(A block of data)

# # #

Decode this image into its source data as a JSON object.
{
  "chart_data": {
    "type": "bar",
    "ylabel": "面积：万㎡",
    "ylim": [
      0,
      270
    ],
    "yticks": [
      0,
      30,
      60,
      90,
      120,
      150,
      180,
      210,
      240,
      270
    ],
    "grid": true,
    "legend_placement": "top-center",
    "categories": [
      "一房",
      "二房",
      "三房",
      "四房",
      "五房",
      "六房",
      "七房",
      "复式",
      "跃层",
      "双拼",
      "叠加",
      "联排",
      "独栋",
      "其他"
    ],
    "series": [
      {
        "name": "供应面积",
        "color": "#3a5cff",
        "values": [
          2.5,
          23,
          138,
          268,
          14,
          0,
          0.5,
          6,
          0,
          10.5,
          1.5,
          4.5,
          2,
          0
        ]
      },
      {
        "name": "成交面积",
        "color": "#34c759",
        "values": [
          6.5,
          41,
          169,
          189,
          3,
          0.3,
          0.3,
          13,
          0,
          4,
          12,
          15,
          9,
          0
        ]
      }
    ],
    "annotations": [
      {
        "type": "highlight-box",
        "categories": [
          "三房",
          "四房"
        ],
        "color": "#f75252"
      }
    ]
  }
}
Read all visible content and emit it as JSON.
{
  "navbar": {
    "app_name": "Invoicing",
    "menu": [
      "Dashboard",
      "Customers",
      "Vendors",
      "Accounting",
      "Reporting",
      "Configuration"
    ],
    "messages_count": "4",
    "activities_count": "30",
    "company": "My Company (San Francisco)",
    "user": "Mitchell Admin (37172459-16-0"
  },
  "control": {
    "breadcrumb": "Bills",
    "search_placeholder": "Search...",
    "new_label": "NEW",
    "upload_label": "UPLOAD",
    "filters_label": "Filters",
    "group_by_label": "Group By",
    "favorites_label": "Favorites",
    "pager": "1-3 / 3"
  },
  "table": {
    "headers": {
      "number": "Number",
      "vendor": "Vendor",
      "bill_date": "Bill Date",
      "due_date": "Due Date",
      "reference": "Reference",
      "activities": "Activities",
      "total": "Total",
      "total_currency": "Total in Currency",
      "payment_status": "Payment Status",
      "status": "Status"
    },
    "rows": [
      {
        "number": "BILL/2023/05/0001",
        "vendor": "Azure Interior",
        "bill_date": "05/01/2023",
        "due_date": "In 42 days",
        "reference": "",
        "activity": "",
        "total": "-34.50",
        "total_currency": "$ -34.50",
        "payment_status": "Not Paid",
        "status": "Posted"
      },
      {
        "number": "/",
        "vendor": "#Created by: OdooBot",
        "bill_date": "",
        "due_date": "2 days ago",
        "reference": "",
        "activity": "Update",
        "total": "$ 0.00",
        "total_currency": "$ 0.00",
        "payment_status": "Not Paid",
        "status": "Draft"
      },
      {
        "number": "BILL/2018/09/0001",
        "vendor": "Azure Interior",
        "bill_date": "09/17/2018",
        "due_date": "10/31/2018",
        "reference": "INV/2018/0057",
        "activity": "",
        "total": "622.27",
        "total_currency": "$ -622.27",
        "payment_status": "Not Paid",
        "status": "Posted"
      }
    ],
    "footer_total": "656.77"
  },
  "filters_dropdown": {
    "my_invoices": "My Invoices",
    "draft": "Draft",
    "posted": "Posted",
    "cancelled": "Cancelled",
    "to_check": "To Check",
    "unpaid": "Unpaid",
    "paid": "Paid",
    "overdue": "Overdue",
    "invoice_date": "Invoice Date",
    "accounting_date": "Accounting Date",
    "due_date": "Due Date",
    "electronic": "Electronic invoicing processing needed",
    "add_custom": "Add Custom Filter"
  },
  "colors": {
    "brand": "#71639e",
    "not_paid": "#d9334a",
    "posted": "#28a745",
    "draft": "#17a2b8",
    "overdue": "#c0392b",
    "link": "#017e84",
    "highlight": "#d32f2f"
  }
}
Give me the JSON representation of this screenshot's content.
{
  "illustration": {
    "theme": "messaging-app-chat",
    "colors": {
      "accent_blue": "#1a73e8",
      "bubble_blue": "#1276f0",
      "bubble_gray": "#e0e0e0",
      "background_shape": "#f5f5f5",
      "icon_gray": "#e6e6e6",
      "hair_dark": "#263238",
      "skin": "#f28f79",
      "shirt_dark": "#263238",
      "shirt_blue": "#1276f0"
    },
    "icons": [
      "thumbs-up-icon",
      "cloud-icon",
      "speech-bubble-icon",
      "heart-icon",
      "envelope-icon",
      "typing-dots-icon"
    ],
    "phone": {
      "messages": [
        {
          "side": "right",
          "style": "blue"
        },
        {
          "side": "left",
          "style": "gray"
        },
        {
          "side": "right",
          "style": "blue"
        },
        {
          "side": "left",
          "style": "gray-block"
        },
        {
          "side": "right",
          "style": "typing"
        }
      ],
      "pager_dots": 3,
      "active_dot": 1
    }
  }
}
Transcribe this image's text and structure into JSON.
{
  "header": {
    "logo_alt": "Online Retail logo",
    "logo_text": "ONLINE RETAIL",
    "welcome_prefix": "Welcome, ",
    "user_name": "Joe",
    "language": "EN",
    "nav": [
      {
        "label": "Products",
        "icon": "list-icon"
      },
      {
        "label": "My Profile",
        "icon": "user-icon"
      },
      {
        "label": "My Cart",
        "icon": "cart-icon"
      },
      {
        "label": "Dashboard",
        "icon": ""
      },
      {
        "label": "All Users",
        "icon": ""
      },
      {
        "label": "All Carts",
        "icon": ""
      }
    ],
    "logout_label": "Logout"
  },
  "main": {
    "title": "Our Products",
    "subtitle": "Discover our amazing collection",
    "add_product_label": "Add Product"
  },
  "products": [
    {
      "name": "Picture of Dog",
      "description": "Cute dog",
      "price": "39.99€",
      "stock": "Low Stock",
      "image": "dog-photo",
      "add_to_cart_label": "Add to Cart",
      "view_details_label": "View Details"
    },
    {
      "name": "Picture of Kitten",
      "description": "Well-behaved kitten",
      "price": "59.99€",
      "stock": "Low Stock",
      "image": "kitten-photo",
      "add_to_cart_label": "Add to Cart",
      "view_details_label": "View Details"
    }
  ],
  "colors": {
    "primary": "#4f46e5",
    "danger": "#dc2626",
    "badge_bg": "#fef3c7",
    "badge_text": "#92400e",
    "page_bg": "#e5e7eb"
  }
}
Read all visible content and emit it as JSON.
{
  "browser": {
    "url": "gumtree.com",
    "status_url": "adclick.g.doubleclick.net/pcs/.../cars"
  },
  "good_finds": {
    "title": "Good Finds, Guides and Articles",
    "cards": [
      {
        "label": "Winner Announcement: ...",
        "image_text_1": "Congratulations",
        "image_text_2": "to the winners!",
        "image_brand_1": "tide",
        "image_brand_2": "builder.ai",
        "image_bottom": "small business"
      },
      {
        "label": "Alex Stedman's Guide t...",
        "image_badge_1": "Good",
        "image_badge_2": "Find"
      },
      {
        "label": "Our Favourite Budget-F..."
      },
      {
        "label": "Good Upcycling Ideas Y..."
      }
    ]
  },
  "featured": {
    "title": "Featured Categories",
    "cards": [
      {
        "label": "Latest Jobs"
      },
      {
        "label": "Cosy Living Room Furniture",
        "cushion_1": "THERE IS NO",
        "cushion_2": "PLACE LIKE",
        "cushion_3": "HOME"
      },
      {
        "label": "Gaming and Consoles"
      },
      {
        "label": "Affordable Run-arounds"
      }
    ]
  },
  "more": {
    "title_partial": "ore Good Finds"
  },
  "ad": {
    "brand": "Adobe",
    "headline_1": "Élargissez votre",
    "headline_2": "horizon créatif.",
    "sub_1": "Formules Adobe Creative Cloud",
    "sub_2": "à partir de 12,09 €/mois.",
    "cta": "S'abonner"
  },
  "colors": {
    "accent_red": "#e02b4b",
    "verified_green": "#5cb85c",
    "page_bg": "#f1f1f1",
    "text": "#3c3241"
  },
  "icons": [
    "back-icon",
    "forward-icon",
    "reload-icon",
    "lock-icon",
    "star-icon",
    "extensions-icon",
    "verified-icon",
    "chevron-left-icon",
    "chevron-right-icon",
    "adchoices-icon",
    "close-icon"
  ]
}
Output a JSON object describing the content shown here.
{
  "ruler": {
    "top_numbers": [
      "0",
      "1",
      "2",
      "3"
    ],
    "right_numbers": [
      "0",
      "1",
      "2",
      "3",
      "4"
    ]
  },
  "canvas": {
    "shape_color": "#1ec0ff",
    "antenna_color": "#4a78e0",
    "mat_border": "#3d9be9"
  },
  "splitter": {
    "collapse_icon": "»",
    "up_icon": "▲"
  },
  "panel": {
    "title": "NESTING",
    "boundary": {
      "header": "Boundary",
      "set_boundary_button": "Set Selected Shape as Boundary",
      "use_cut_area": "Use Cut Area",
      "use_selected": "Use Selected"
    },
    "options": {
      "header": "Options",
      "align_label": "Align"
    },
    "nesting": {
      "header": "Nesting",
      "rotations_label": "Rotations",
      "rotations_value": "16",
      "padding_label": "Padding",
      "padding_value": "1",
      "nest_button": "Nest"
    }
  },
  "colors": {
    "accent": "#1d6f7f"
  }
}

# # #

Only the number is wanted: how many lines above include the word "Accounting"?

2